■ STATED EXERCISE ■
Copy out every line that contains "from".

■ EXTRACTED INFORMATION ■
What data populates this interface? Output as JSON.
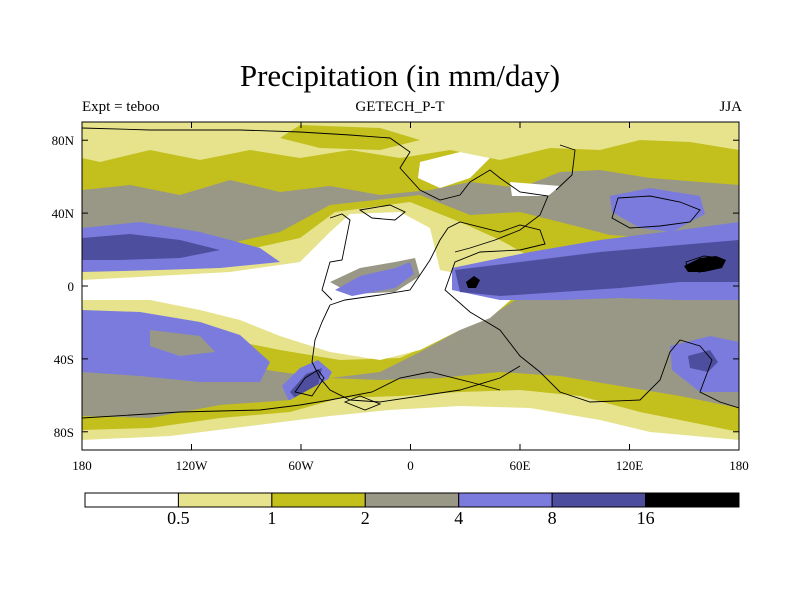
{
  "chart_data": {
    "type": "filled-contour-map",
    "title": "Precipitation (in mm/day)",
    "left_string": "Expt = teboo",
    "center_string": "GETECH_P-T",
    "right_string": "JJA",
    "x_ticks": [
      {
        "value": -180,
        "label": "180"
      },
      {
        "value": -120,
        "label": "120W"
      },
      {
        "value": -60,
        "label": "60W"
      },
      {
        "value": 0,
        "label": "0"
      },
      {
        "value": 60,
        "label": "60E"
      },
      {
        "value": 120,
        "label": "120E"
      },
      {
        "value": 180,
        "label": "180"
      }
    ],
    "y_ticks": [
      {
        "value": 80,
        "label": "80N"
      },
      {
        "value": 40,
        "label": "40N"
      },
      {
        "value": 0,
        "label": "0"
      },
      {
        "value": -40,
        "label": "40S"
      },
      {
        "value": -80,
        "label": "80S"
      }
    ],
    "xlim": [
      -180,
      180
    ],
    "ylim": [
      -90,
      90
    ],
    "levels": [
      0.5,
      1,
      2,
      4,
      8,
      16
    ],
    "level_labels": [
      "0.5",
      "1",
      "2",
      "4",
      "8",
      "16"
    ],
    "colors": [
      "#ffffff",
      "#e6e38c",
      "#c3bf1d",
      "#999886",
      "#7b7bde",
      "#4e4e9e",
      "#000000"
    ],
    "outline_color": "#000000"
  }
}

---

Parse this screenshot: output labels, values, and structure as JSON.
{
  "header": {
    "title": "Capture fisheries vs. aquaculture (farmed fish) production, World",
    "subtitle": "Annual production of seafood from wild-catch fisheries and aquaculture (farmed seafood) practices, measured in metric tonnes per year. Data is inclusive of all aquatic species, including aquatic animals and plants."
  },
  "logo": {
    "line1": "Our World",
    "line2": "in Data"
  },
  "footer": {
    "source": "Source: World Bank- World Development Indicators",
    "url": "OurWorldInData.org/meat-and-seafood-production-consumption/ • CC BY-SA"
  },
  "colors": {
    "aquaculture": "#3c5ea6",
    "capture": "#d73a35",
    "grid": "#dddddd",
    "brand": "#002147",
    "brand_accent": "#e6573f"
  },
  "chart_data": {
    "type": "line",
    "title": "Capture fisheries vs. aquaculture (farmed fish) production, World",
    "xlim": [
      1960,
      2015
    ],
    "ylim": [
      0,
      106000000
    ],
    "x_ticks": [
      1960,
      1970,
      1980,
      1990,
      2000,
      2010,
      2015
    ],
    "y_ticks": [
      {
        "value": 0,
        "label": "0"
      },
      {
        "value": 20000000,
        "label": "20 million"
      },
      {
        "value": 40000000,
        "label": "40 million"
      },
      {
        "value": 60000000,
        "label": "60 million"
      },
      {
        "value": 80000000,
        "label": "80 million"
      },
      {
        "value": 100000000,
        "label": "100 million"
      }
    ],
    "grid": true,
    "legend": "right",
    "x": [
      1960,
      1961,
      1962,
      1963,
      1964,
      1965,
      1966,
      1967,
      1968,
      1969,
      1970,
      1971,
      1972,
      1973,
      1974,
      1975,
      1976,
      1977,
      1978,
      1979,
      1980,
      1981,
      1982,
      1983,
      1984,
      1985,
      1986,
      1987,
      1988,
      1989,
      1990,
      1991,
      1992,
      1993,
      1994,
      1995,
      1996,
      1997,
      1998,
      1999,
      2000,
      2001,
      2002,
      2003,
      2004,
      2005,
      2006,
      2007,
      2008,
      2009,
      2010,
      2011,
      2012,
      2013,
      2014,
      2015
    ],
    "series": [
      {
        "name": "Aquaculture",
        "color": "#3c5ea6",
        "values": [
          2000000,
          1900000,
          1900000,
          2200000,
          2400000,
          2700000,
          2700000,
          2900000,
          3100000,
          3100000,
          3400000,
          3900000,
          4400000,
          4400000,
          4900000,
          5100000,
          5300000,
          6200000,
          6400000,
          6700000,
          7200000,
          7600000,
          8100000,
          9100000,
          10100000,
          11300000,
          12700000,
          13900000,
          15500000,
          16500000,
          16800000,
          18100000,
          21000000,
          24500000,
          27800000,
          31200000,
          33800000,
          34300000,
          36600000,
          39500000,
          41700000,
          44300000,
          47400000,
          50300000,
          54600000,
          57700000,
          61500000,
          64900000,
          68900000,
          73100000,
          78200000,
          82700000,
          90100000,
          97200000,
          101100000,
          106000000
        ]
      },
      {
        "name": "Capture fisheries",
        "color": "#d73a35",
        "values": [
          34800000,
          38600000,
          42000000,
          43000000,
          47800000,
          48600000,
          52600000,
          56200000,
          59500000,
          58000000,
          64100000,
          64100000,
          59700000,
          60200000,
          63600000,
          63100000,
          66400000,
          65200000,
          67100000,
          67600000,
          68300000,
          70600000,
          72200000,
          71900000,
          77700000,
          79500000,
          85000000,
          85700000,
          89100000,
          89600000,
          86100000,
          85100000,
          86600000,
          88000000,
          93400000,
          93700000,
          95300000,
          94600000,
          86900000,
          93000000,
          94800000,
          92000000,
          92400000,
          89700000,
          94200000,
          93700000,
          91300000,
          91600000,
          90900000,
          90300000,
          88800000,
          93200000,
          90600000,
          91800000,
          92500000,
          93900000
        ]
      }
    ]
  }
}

...

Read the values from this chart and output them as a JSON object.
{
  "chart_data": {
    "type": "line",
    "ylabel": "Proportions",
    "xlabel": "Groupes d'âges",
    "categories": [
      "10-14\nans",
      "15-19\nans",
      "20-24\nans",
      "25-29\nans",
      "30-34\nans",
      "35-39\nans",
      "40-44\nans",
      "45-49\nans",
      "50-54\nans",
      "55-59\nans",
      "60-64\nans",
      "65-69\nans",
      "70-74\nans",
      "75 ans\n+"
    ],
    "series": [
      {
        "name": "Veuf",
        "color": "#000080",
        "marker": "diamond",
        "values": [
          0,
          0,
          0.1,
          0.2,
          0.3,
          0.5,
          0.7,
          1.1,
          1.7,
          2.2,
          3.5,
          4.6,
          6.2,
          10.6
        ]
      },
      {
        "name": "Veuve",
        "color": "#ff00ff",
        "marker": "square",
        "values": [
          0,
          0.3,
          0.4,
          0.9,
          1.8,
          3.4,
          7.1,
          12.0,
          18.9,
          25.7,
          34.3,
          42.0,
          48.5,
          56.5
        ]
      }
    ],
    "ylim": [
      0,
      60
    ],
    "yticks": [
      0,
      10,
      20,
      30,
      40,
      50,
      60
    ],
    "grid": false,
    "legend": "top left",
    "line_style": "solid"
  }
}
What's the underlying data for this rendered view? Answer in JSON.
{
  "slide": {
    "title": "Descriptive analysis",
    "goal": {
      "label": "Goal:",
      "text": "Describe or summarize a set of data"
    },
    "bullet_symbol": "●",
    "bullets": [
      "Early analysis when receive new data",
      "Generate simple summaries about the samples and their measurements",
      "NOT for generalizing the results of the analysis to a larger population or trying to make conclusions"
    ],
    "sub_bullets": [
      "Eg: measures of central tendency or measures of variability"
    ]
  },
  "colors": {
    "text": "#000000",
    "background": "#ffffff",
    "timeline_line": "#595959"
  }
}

■ FINAL RESULT ■
    "subtitle": "Annual production of seafood from wild-catch fisheries and aquaculture (farmed seafood) practices, measured in metric tonnes per year. Data is inclusive of all aquatic species, including aquatic animals and plants."
Read the values from this chart and output them as a JSON object.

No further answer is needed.